Repeat the material exactly as it appears.

[START RECORD EXTRACTS]

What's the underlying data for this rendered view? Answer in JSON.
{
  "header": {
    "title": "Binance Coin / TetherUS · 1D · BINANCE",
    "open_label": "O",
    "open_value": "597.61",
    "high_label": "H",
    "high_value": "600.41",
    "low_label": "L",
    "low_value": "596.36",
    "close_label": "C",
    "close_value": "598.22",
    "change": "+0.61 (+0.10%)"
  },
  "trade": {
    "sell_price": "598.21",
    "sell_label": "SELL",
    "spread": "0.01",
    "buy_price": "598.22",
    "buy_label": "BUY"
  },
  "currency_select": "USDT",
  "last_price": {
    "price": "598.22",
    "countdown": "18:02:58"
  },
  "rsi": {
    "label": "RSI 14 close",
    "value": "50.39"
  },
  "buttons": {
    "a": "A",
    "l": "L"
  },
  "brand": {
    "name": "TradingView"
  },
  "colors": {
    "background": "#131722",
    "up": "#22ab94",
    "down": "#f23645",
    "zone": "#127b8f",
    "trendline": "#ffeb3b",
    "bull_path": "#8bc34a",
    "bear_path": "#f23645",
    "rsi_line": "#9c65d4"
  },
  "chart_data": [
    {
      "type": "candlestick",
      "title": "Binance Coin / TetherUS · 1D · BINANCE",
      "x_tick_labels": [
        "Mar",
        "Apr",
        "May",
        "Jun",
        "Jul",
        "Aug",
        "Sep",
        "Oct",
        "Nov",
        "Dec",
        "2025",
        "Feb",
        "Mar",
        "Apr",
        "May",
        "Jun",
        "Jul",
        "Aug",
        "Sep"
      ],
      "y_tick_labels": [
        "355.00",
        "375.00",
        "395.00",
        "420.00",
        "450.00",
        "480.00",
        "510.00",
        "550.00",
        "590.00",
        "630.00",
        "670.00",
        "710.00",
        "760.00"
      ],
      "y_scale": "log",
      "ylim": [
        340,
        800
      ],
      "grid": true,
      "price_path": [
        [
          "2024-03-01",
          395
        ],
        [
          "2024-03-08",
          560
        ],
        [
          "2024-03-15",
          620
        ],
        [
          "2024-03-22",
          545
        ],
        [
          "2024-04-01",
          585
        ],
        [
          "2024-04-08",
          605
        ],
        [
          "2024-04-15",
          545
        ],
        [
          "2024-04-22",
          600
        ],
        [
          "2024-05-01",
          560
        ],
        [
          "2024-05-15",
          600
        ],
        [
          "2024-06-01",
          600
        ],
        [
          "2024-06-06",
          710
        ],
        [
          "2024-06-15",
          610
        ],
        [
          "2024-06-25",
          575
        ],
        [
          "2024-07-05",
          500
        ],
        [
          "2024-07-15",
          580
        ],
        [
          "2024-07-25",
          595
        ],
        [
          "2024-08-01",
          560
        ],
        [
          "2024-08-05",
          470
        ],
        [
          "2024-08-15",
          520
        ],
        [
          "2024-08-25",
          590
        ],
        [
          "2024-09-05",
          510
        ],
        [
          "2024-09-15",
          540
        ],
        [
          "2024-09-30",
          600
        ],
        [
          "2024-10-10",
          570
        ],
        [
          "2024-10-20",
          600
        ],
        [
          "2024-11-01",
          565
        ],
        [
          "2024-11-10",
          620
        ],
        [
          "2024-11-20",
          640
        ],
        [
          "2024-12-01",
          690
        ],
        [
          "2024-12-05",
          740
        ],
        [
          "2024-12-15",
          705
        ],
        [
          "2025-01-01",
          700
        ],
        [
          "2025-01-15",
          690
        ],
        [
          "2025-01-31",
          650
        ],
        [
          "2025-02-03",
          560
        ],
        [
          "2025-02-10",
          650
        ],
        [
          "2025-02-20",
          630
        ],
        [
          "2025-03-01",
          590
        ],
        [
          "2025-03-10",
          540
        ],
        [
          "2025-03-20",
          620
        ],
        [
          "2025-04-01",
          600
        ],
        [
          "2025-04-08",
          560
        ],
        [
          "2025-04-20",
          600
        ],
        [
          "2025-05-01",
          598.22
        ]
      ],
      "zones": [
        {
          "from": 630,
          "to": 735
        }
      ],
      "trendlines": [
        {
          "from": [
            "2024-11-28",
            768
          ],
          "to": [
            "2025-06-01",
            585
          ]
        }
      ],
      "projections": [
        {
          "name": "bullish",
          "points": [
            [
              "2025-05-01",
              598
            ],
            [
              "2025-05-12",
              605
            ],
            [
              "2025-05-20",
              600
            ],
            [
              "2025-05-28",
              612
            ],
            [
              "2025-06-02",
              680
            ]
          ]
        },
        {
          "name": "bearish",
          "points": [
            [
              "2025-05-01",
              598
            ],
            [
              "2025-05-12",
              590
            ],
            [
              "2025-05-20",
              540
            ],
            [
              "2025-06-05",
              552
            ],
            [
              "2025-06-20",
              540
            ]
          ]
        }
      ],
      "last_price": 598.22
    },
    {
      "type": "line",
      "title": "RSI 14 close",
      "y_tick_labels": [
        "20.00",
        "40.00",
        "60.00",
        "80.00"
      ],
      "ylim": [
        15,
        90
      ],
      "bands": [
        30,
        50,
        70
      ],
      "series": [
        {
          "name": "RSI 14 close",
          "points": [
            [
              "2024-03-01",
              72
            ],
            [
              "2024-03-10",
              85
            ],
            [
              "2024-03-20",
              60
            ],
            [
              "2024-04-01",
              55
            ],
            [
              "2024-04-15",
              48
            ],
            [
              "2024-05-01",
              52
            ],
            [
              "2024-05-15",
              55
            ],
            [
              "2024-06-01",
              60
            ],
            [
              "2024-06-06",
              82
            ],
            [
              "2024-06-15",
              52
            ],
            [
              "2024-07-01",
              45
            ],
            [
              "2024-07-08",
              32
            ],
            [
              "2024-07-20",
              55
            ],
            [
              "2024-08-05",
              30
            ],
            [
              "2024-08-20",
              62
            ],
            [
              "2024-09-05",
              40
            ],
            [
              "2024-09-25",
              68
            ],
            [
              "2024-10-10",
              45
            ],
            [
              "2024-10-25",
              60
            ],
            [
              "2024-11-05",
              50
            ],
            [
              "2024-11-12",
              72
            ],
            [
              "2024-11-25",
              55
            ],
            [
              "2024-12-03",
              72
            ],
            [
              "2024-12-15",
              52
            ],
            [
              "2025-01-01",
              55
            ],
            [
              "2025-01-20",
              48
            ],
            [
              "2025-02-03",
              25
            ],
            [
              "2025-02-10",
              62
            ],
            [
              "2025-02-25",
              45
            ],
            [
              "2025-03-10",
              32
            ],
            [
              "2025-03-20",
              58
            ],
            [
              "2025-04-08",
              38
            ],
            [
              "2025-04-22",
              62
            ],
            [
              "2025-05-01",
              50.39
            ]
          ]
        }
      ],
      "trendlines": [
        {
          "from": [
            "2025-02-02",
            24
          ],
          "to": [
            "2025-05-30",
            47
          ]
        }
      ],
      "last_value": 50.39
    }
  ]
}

[END RECORD EXTRACTS]

TASK OUTPUT
What's the underlying data for this rendered view? Answer in JSON.
{
  "header": {
    "title": "Binance Coin / TetherUS · 1D · BINANCE",
    "open_label": "O",
    "open_value": "597.61",
    "high_label": "H",
    "high_value": "600.41",
    "low_label": "L",
    "low_value": "596.36",
    "close_label": "C",
    "close_value": "598.22",
    "change": "+0.61 (+0.10%)"
  },
  "trade": {
    "sell_price": "598.21",
    "sell_label": "SELL",
    "spread": "0.01",
    "buy_price": "598.22",
    "buy_label": "BUY"
  },
  "currency_select": "USDT",
  "last_price": {
    "price": "598.22",
    "countdown": "18:02:58"
  },
  "rsi": {
    "label": "RSI 14 close",
    "value": "50.39"
  },
  "buttons": {
    "a": "A",
    "l": "L"
  },
  "brand": {
    "name": "TradingView"
  },
  "colors": {
    "background": "#131722",
    "up": "#22ab94",
    "down": "#f23645",
    "zone": "#127b8f",
    "trendline": "#ffeb3b",
    "bull_path": "#8bc34a",
    "bear_path": "#f23645",
    "rsi_line": "#9c65d4"
  },
  "chart_data": [
    {
      "type": "candlestick",
      "title": "Binance Coin / TetherUS · 1D · BINANCE",
      "x_tick_labels": [
        "Mar",
        "Apr",
        "May",
        "Jun",
        "Jul",
        "Aug",
        "Sep",
        "Oct",
        "Nov",
        "Dec",
        "2025",
        "Feb",
        "Mar",
        "Apr",
        "May",
        "Jun",
        "Jul",
        "Aug",
        "Sep"
      ],
      "y_tick_labels": [
        "355.00",
        "375.00",
        "395.00",
        "420.00",
        "450.00",
        "480.00",
        "510.00",
        "550.00",
        "590.00",
        "630.00",
        "670.00",
        "710.00",
        "760.00"
      ],
      "y_scale": "log",
      "ylim": [
        340,
        800
      ],
      "grid": true,
      "price_path": [
        [
          "2024-03-01",
          395
        ],
        [
          "2024-03-08",
          560
        ],
        [
          "2024-03-15",
          620
        ],
        [
          "2024-03-22",
          545
        ],
        [
          "2024-04-01",
          585
        ],
        [
          "2024-04-08",
          605
        ],
        [
          "2024-04-15",
          545
        ],
        [
          "2024-04-22",
          600
        ],
        [
          "2024-05-01",
          560
        ],
        [
          "2024-05-15",
          600
        ],
        [
          "2024-06-01",
          600
        ],
        [
          "2024-06-06",
          710
        ],
        [
          "2024-06-15",
          610
        ],
        [
          "2024-06-25",
          575
        ],
        [
          "2024-07-05",
          500
        ],
        [
          "2024-07-15",
          580
        ],
        [
          "2024-07-25",
          595
        ],
        [
          "2024-08-01",
          560
        ],
        [
          "2024-08-05",
          470
        ],
        [
          "2024-08-15",
          520
        ],
        [
          "2024-08-25",
          590
        ],
        [
          "2024-09-05",
          510
        ],
        [
          "2024-09-15",
          540
        ],
        [
          "2024-09-30",
          600
        ],
        [
          "2024-10-10",
          570
        ],
        [
          "2024-10-20",
          600
        ],
        [
          "2024-11-01",
          565
        ],
        [
          "2024-11-10",
          620
        ],
        [
          "2024-11-20",
          640
        ],
        [
          "2024-12-01",
          690
        ],
        [
          "2024-12-05",
          740
        ],
        [
          "2024-12-15",
          705
        ],
        [
          "2025-01-01",
          700
        ],
        [
          "2025-01-15",
          690
        ],
        [
          "2025-01-31",
          650
        ],
        [
          "2025-02-03",
          560
        ],
        [
          "2025-02-10",
          650
        ],
        [
          "2025-02-20",
          630
        ],
        [
          "2025-03-01",
          590
        ],
        [
          "2025-03-10",
          540
        ],
        [
          "2025-03-20",
          620
        ],
        [
          "2025-04-01",
          600
        ],
        [
          "2025-04-08",
          560
        ],
        [
          "2025-04-20",
          600
        ],
        [
          "2025-05-01",
          598.22
        ]
      ],
      "zones": [
        {
          "from": 630,
          "to": 735
        }
      ],
      "trendlines": [
        {
          "from": [
            "2024-11-28",
            768
          ],
          "to": [
            "2025-06-01",
            585
          ]
        }
      ],
      "projections": [
        {
          "name": "bullish",
          "points": [
            [
              "2025-05-01",
              598
            ],
            [
              "2025-05-12",
              605
            ],
            [
              "2025-05-20",
              600
            ],
            [
              "2025-05-28",
              612
            ],
            [
              "2025-06-02",
              680
            ]
          ]
        },
        {
          "name": "bearish",
          "points": [
            [
              "2025-05-01",
              598
            ],
            [
              "2025-05-12",
              590
            ],
            [
              "2025-05-20",
              540
            ],
            [
              "2025-06-05",
              552
            ],
            [
              "2025-06-20",
              540
            ]
          ]
        }
      ],
      "last_price": 598.22
    },
    {
      "type": "line",
      "title": "RSI 14 close",
      "y_tick_labels": [
        "20.00",
        "40.00",
        "60.00",
        "80.00"
      ],
      "ylim": [
        15,
        90
      ],
      "bands": [
        30,
        50,
        70
      ],
      "series": [
        {
          "name": "RSI 14 close",
          "points": [
            [
              "2024-03-01",
              72
            ],
            [
              "2024-03-10",
              85
            ],
            [
              "2024-03-20",
              60
            ],
            [
              "2024-04-01",
              55
            ],
            [
              "2024-04-15",
              48
            ],
            [
              "2024-05-01",
              52
            ],
            [
              "2024-05-15",
              55
            ],
            [
              "2024-06-01",
              60
            ],
            [
              "2024-06-06",
              82
            ],
            [
              "2024-06-15",
              52
            ],
            [
              "2024-07-01",
              45
            ],
            [
              "2024-07-08",
              32
            ],
            [
              "2024-07-20",
              55
            ],
            [
              "2024-08-05",
              30
            ],
            [
              "2024-08-20",
              62
            ],
            [
              "2024-09-05",
              40
            ],
            [
              "2024-09-25",
              68
            ],
            [
              "2024-10-10",
              45
            ],
            [
              "2024-10-25",
              60
            ],
            [
              "2024-11-05",
              50
            ],
            [
              "2024-11-12",
              72
            ],
            [
              "2024-11-25",
              55
            ],
            [
              "2024-12-03",
              72
            ],
            [
              "2024-12-15",
              52
            ],
            [
              "2025-01-01",
              55
            ],
            [
              "2025-01-20",
              48
            ],
            [
              "2025-02-03",
              25
            ],
            [
              "2025-02-10",
              62
            ],
            [
              "2025-02-25",
              45
            ],
            [
              "2025-03-10",
              32
            ],
            [
              "2025-03-20",
              58
            ],
            [
              "2025-04-08",
              38
            ],
            [
              "2025-04-22",
              62
            ],
            [
              "2025-05-01",
              50.39
            ]
          ]
        }
      ],
      "trendlines": [
        {
          "from": [
            "2025-02-02",
            24
          ],
          "to": [
            "2025-05-30",
            47
          ]
        }
      ],
      "last_value": 50.39
    }
  ]
}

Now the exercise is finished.